WORK TO BE COMPLETED: Copy every line of the following data that includes the string "color".

--*--

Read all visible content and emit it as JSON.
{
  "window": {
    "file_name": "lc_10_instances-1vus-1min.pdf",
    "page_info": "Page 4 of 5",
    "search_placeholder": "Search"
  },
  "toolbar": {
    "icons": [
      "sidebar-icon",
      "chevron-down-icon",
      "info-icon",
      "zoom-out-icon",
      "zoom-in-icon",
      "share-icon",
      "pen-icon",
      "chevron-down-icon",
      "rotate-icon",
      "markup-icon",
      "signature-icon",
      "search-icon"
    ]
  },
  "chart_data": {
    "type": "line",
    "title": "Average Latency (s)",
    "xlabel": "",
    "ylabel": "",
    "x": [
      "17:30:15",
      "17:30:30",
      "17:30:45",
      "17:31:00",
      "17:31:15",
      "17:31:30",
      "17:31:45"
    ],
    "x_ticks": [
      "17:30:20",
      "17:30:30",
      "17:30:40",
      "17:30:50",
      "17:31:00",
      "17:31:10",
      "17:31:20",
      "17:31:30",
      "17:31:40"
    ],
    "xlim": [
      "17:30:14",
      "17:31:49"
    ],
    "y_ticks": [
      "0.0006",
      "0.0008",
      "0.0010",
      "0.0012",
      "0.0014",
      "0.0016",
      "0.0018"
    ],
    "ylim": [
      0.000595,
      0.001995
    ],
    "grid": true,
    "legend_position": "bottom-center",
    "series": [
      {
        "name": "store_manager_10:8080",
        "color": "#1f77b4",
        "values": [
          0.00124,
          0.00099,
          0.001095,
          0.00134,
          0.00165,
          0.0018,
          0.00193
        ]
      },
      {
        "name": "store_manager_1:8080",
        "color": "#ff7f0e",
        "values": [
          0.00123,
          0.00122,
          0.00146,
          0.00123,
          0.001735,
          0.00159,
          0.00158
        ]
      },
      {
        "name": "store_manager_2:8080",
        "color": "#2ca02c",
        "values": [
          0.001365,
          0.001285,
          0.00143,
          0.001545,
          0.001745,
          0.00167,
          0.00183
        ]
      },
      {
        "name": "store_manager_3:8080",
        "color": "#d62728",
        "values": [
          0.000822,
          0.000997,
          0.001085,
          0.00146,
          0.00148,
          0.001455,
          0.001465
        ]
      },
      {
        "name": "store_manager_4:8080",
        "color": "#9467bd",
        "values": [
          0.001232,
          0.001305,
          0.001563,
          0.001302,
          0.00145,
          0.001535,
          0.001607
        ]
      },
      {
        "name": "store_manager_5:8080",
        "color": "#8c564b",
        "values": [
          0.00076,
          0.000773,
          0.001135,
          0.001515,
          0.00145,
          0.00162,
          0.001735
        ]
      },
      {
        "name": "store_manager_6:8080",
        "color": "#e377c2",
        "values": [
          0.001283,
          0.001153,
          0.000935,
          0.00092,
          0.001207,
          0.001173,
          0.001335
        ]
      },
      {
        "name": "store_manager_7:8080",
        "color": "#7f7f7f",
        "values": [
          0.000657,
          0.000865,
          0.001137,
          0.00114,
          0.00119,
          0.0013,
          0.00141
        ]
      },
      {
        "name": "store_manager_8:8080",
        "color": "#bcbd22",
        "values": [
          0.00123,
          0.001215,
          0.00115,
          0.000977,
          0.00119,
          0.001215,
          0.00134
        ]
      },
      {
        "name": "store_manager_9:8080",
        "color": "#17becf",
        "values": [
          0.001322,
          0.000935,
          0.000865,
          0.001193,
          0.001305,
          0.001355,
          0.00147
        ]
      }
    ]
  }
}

--*--

SOLUTION TO THIS TASK:
        "color": "#1f77b4",
        "color": "#ff7f0e",
        "color": "#2ca02c",
        "color": "#d62728",
        "color": "#9467bd",
        "color": "#8c564b",
        "color": "#e377c2",
        "color": "#7f7f7f",
        "color": "#bcbd22",
        "color": "#17becf",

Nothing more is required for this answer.